## start Records provided

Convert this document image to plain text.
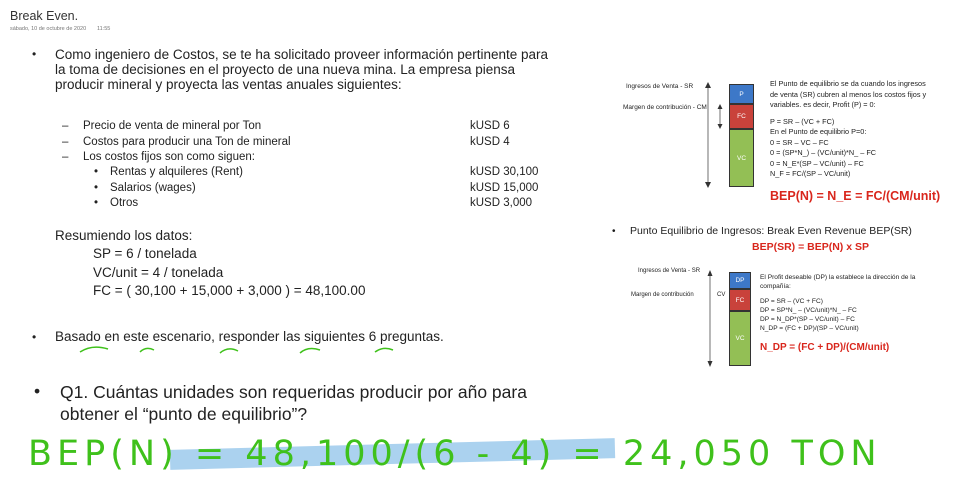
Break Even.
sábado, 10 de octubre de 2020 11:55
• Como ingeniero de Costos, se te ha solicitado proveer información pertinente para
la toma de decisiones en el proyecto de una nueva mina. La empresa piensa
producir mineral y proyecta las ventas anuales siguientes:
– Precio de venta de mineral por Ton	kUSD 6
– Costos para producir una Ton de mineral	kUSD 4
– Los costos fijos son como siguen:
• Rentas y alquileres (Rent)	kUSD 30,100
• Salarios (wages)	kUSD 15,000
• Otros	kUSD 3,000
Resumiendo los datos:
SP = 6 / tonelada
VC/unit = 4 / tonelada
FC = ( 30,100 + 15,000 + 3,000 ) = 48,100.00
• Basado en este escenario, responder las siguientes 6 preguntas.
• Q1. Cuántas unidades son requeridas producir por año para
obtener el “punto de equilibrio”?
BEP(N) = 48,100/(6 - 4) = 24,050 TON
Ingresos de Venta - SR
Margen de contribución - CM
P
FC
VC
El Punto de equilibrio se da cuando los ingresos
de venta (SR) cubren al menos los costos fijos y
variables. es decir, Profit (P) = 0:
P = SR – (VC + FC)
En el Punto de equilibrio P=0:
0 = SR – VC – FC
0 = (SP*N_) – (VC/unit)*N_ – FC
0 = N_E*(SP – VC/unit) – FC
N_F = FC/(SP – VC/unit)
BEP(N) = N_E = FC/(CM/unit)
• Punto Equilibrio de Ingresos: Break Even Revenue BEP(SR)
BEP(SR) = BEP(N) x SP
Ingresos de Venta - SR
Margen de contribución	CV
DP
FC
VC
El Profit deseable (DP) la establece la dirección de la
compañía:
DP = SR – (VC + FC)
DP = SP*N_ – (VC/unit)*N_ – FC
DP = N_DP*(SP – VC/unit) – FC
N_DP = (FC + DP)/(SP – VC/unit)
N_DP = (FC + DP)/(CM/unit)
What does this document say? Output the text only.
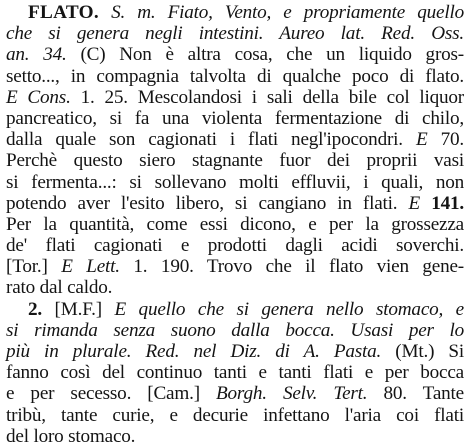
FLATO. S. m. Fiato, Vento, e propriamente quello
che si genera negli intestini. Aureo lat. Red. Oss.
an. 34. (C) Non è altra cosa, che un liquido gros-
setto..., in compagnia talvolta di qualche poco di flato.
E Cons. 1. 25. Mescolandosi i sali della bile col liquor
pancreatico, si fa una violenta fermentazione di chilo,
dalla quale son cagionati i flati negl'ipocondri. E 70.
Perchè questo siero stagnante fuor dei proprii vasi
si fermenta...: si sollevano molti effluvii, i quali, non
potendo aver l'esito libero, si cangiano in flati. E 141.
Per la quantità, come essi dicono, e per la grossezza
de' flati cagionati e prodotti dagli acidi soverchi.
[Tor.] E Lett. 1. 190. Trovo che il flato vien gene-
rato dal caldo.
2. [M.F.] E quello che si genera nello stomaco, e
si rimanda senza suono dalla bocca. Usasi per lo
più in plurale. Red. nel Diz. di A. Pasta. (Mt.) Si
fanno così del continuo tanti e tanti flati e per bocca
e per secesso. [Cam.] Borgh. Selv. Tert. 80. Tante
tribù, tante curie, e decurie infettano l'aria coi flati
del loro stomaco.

## end Records provided

Exercise description — For each line of the entries that includes "mineral", show that line.

Reply to the exercise —
producir mineral y proyecta las ventas anuales siguientes:
– Precio de venta de mineral por Ton	kUSD 6
– Costos para producir una Ton de mineral	kUSD 4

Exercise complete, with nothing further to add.